Copy each line below in which the word "Steve" occurs.

[Saved entries]
○ ○ ○
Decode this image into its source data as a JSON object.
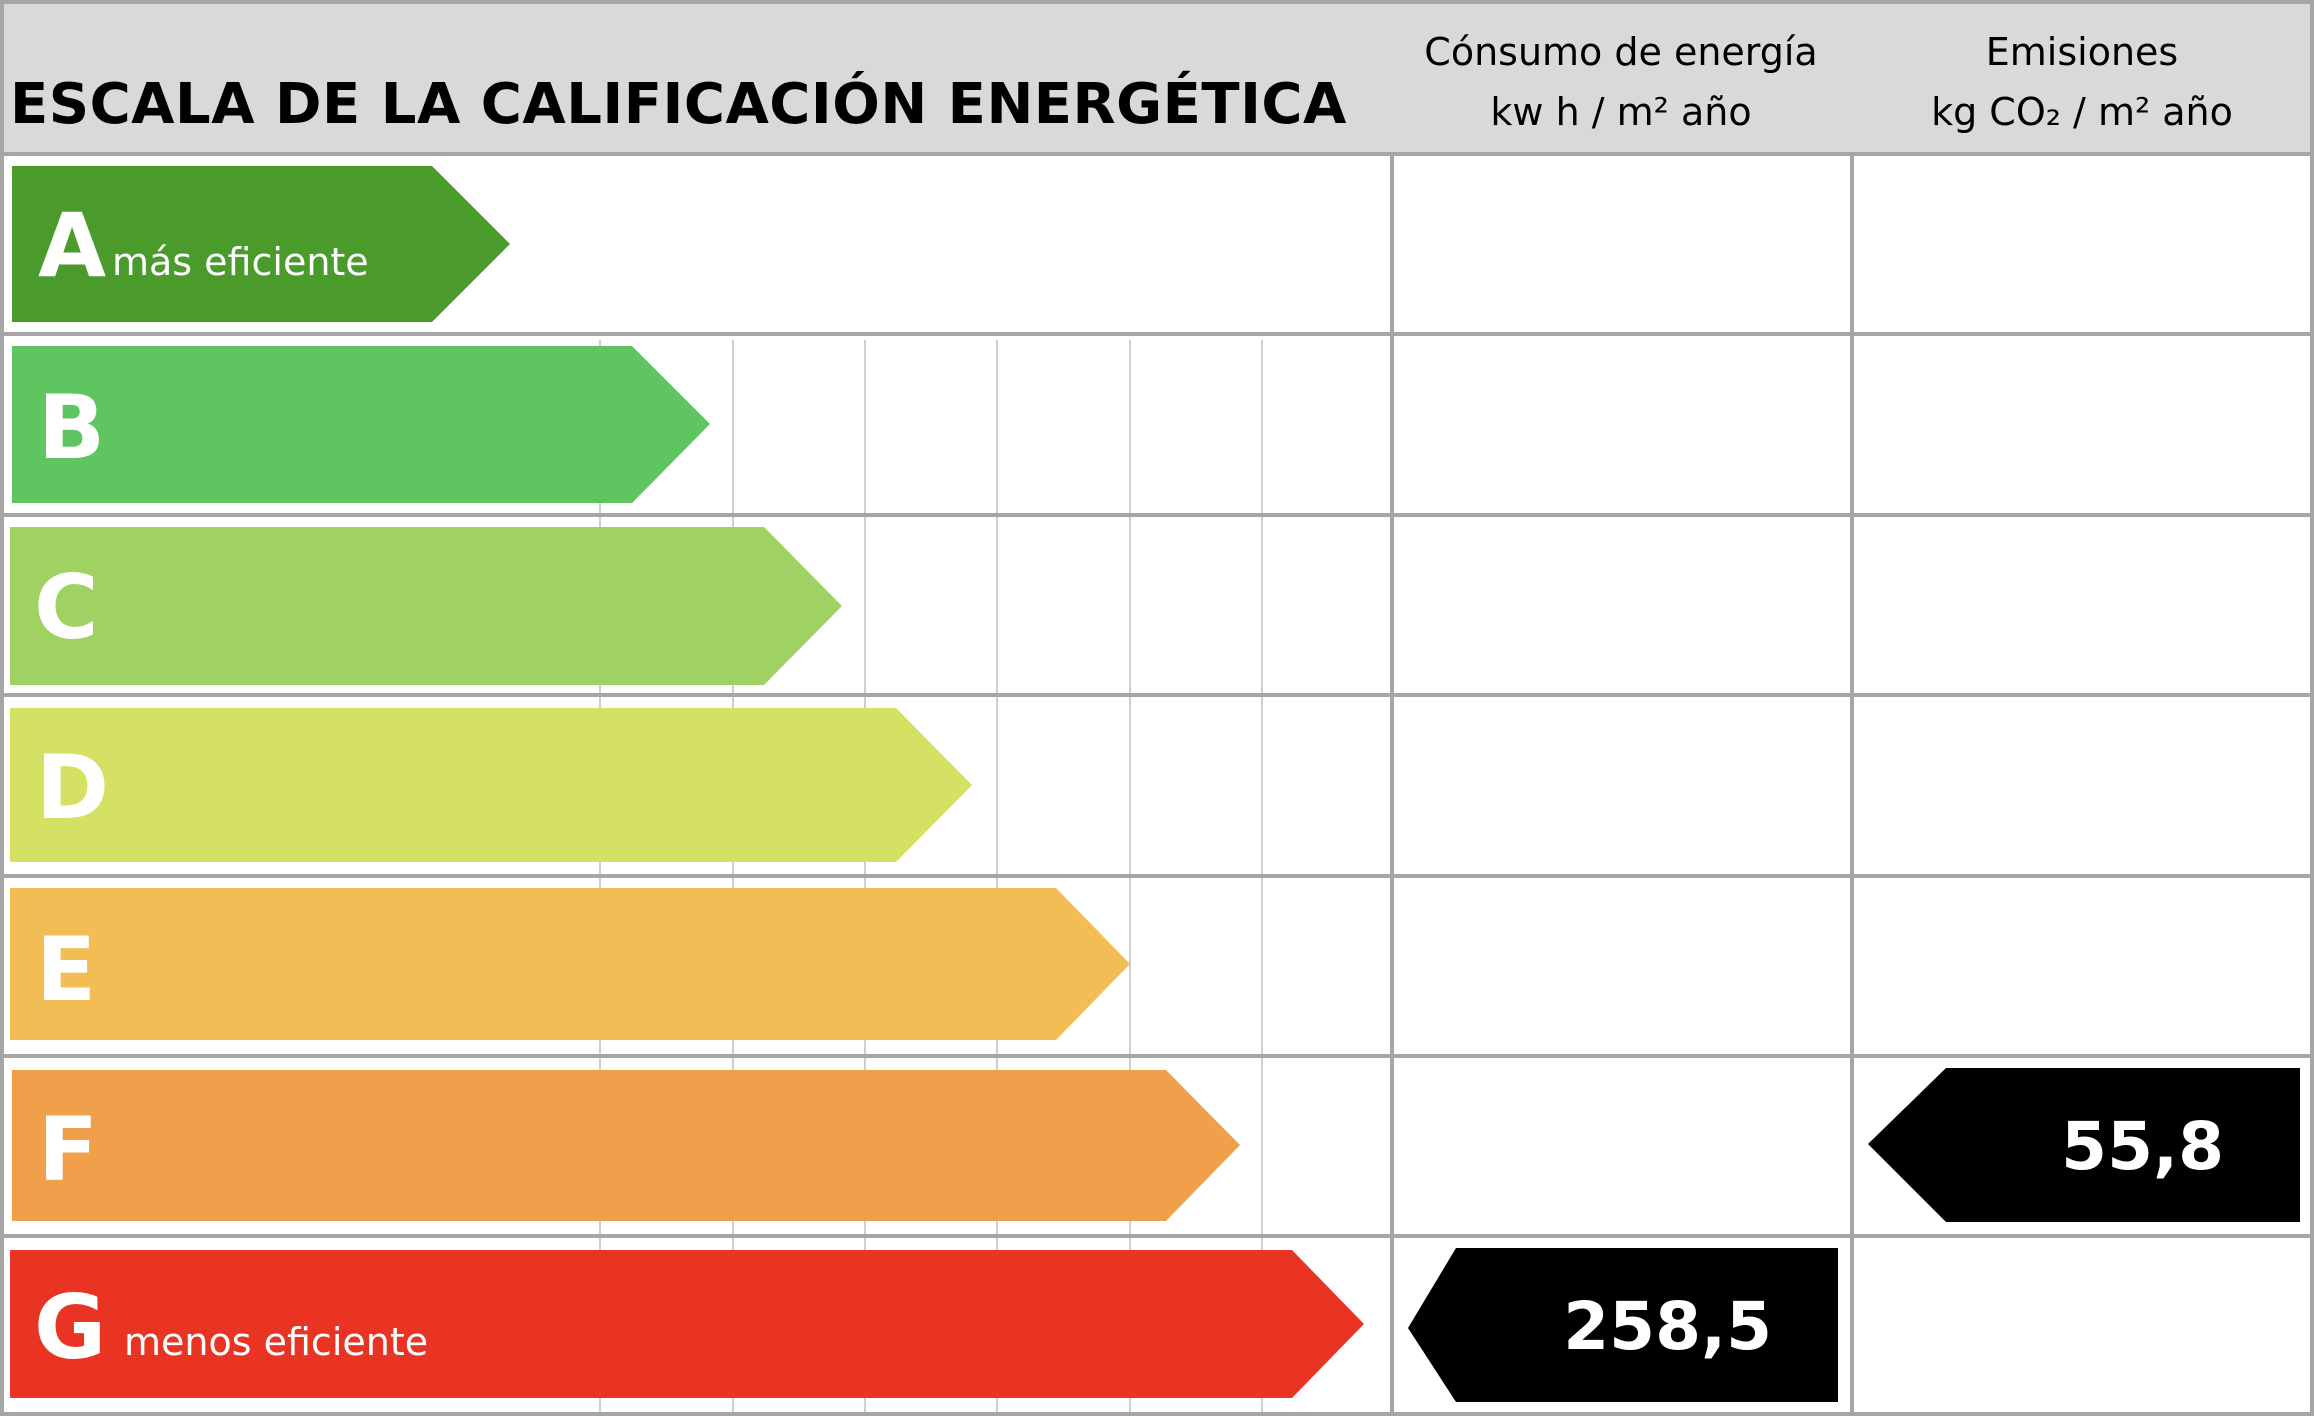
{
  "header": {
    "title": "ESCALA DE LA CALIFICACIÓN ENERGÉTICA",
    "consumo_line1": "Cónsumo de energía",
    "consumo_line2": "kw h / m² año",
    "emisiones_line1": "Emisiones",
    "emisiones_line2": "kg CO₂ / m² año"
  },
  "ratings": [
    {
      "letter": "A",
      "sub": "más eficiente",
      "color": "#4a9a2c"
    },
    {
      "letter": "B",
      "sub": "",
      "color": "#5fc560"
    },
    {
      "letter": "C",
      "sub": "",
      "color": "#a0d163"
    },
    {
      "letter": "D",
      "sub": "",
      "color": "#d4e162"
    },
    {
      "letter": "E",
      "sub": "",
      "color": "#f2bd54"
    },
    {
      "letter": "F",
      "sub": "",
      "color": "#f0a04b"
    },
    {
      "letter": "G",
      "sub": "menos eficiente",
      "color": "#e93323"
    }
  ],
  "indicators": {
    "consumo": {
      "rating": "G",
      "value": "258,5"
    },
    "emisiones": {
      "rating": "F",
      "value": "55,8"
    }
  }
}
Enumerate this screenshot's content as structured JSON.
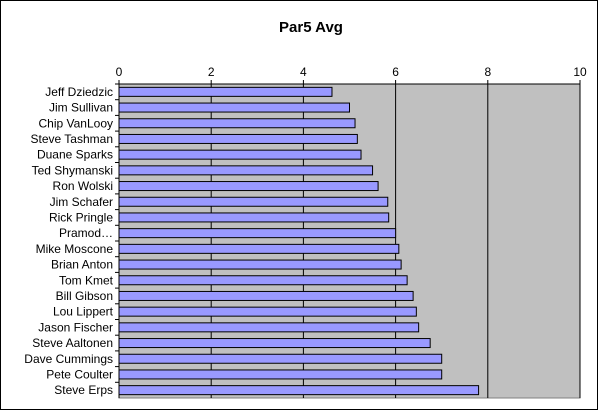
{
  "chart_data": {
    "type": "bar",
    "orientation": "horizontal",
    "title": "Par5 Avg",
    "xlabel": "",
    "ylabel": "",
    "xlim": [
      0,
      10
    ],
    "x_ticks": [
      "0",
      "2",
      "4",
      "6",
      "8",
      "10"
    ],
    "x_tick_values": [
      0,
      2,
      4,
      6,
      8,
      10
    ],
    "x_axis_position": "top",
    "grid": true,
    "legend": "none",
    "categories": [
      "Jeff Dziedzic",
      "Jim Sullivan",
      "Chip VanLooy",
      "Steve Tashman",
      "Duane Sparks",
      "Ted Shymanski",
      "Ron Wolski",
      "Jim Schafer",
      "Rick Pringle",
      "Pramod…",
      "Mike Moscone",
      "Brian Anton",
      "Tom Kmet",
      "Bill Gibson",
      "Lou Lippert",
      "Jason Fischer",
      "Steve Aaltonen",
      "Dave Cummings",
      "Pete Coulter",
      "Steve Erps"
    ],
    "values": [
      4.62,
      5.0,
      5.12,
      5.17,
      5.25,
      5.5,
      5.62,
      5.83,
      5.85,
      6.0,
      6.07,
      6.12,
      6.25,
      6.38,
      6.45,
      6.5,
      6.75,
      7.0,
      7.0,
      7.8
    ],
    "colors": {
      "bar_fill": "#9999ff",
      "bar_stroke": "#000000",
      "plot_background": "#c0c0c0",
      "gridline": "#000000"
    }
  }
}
○ ○ ○
- **Exercise solution**
      "Steve Tashman",
      "Steve Aaltonen",
      "Steve Erps"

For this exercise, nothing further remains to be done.